start Task input
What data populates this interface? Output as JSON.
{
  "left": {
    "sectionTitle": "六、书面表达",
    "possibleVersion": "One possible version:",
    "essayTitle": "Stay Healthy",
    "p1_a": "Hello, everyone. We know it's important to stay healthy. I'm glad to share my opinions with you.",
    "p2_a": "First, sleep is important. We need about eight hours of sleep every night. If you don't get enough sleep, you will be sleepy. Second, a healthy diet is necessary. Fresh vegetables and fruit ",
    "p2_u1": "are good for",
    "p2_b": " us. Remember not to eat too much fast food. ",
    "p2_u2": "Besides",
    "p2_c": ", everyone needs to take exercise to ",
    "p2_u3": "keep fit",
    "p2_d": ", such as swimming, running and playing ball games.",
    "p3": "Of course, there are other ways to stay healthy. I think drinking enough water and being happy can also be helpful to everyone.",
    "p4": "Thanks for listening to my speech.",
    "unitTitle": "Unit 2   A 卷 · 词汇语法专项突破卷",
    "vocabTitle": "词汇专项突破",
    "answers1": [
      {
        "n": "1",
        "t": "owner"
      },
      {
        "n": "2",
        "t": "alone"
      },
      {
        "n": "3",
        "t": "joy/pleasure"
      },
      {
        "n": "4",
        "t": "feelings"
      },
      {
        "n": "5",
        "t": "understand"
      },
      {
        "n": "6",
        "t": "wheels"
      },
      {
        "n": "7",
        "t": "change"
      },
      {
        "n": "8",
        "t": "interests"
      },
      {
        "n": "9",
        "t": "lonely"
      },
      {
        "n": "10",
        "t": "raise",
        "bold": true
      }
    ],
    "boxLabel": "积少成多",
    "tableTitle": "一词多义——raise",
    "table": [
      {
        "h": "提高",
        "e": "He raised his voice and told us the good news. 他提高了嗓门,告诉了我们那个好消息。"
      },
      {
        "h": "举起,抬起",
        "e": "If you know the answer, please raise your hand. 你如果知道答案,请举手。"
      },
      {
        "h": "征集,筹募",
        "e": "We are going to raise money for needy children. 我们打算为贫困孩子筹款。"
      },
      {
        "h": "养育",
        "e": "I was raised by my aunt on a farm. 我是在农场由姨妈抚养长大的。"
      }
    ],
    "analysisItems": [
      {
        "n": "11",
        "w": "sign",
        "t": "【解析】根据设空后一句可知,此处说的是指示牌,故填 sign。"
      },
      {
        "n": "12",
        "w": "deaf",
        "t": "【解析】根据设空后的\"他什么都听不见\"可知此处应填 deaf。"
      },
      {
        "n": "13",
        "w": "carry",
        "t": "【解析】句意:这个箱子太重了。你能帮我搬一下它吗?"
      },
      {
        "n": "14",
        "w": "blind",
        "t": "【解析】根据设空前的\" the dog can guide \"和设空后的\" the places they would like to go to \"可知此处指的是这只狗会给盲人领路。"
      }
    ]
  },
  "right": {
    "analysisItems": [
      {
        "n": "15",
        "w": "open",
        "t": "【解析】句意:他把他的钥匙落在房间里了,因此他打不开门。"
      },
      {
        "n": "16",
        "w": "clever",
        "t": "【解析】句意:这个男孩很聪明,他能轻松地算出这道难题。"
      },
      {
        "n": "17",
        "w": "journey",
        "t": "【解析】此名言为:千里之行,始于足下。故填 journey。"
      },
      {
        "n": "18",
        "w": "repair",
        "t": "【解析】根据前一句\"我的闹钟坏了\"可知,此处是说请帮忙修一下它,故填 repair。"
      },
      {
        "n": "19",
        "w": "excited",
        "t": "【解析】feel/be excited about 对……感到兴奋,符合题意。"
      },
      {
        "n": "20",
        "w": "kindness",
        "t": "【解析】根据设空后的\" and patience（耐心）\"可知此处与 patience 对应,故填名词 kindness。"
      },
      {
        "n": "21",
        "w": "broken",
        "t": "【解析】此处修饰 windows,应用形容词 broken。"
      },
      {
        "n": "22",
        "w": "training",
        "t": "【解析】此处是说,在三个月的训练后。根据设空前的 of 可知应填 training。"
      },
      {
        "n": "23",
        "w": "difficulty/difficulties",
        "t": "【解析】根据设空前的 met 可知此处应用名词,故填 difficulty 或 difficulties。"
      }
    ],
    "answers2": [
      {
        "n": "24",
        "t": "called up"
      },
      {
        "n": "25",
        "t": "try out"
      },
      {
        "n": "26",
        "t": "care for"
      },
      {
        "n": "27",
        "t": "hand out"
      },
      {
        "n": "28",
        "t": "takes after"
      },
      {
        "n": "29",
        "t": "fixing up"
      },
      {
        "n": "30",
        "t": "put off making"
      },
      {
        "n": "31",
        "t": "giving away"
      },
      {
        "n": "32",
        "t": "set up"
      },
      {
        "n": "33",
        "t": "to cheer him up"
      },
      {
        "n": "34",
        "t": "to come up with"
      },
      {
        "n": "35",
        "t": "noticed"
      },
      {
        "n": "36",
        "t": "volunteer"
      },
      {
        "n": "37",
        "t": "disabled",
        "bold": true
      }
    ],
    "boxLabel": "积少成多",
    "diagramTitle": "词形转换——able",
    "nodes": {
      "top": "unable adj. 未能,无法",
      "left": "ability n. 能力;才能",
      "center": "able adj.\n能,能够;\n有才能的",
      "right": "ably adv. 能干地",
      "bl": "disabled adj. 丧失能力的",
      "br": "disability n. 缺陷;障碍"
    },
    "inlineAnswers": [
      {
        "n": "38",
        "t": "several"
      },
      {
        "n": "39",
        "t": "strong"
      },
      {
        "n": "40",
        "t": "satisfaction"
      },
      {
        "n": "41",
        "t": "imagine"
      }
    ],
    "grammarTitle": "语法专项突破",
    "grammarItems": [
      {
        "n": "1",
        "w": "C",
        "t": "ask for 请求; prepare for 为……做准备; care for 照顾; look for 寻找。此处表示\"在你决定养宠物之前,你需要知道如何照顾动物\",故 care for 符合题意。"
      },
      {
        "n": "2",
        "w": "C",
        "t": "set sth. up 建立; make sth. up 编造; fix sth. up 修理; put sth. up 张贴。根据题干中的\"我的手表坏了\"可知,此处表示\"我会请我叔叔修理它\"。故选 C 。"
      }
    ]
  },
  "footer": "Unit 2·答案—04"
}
end Task input
» Given task
Copy the data above in full, character for character.

» Complete output
What data populates this interface? Output as JSON.
{
  "left": {
    "sectionTitle": "六、书面表达",
    "possibleVersion": "One possible version:",
    "essayTitle": "Stay Healthy",
    "p1_a": "Hello, everyone. We know it's important to stay healthy. I'm glad to share my opinions with you.",
    "p2_a": "First, sleep is important. We need about eight hours of sleep every night. If you don't get enough sleep, you will be sleepy. Second, a healthy diet is necessary. Fresh vegetables and fruit ",
    "p2_u1": "are good for",
    "p2_b": " us. Remember not to eat too much fast food. ",
    "p2_u2": "Besides",
    "p2_c": ", everyone needs to take exercise to ",
    "p2_u3": "keep fit",
    "p2_d": ", such as swimming, running and playing ball games.",
    "p3": "Of course, there are other ways to stay healthy. I think drinking enough water and being happy can also be helpful to everyone.",
    "p4": "Thanks for listening to my speech.",
    "unitTitle": "Unit 2   A 卷 · 词汇语法专项突破卷",
    "vocabTitle": "词汇专项突破",
    "answers1": [
      {
        "n": "1",
        "t": "owner"
      },
      {
        "n": "2",
        "t": "alone"
      },
      {
        "n": "3",
        "t": "joy/pleasure"
      },
      {
        "n": "4",
        "t": "feelings"
      },
      {
        "n": "5",
        "t": "understand"
      },
      {
        "n": "6",
        "t": "wheels"
      },
      {
        "n": "7",
        "t": "change"
      },
      {
        "n": "8",
        "t": "interests"
      },
      {
        "n": "9",
        "t": "lonely"
      },
      {
        "n": "10",
        "t": "raise",
        "bold": true
      }
    ],
    "boxLabel": "积少成多",
    "tableTitle": "一词多义——raise",
    "table": [
      {
        "h": "提高",
        "e": "He raised his voice and told us the good news. 他提高了嗓门,告诉了我们那个好消息。"
      },
      {
        "h": "举起,抬起",
        "e": "If you know the answer, please raise your hand. 你如果知道答案,请举手。"
      },
      {
        "h": "征集,筹募",
        "e": "We are going to raise money for needy children. 我们打算为贫困孩子筹款。"
      },
      {
        "h": "养育",
        "e": "I was raised by my aunt on a farm. 我是在农场由姨妈抚养长大的。"
      }
    ],
    "analysisItems": [
      {
        "n": "11",
        "w": "sign",
        "t": "【解析】根据设空后一句可知,此处说的是指示牌,故填 sign。"
      },
      {
        "n": "12",
        "w": "deaf",
        "t": "【解析】根据设空后的\"他什么都听不见\"可知此处应填 deaf。"
      },
      {
        "n": "13",
        "w": "carry",
        "t": "【解析】句意:这个箱子太重了。你能帮我搬一下它吗?"
      },
      {
        "n": "14",
        "w": "blind",
        "t": "【解析】根据设空前的\" the dog can guide \"和设空后的\" the places they would like to go to \"可知此处指的是这只狗会给盲人领路。"
      }
    ]
  },
  "right": {
    "analysisItems": [
      {
        "n": "15",
        "w": "open",
        "t": "【解析】句意:他把他的钥匙落在房间里了,因此他打不开门。"
      },
      {
        "n": "16",
        "w": "clever",
        "t": "【解析】句意:这个男孩很聪明,他能轻松地算出这道难题。"
      },
      {
        "n": "17",
        "w": "journey",
        "t": "【解析】此名言为:千里之行,始于足下。故填 journey。"
      },
      {
        "n": "18",
        "w": "repair",
        "t": "【解析】根据前一句\"我的闹钟坏了\"可知,此处是说请帮忙修一下它,故填 repair。"
      },
      {
        "n": "19",
        "w": "excited",
        "t": "【解析】feel/be excited about 对……感到兴奋,符合题意。"
      },
      {
        "n": "20",
        "w": "kindness",
        "t": "【解析】根据设空后的\" and patience（耐心）\"可知此处与 patience 对应,故填名词 kindness。"
      },
      {
        "n": "21",
        "w": "broken",
        "t": "【解析】此处修饰 windows,应用形容词 broken。"
      },
      {
        "n": "22",
        "w": "training",
        "t": "【解析】此处是说,在三个月的训练后。根据设空前的 of 可知应填 training。"
      },
      {
        "n": "23",
        "w": "difficulty/difficulties",
        "t": "【解析】根据设空前的 met 可知此处应用名词,故填 difficulty 或 difficulties。"
      }
    ],
    "answers2": [
      {
        "n": "24",
        "t": "called up"
      },
      {
        "n": "25",
        "t": "try out"
      },
      {
        "n": "26",
        "t": "care for"
      },
      {
        "n": "27",
        "t": "hand out"
      },
      {
        "n": "28",
        "t": "takes after"
      },
      {
        "n": "29",
        "t": "fixing up"
      },
      {
        "n": "30",
        "t": "put off making"
      },
      {
        "n": "31",
        "t": "giving away"
      },
      {
        "n": "32",
        "t": "set up"
      },
      {
        "n": "33",
        "t": "to cheer him up"
      },
      {
        "n": "34",
        "t": "to come up with"
      },
      {
        "n": "35",
        "t": "noticed"
      },
      {
        "n": "36",
        "t": "volunteer"
      },
      {
        "n": "37",
        "t": "disabled",
        "bold": true
      }
    ],
    "boxLabel": "积少成多",
    "diagramTitle": "词形转换——able",
    "nodes": {
      "top": "unable adj. 未能,无法",
      "left": "ability n. 能力;才能",
      "center": "able adj.\n能,能够;\n有才能的",
      "right": "ably adv. 能干地",
      "bl": "disabled adj. 丧失能力的",
      "br": "disability n. 缺陷;障碍"
    },
    "inlineAnswers": [
      {
        "n": "38",
        "t": "several"
      },
      {
        "n": "39",
        "t": "strong"
      },
      {
        "n": "40",
        "t": "satisfaction"
      },
      {
        "n": "41",
        "t": "imagine"
      }
    ],
    "grammarTitle": "语法专项突破",
    "grammarItems": [
      {
        "n": "1",
        "w": "C",
        "t": "ask for 请求; prepare for 为……做准备; care for 照顾; look for 寻找。此处表示\"在你决定养宠物之前,你需要知道如何照顾动物\",故 care for 符合题意。"
      },
      {
        "n": "2",
        "w": "C",
        "t": "set sth. up 建立; make sth. up 编造; fix sth. up 修理; put sth. up 张贴。根据题干中的\"我的手表坏了\"可知,此处表示\"我会请我叔叔修理它\"。故选 C 。"
      }
    ]
  },
  "footer": "Unit 2·答案—04"
}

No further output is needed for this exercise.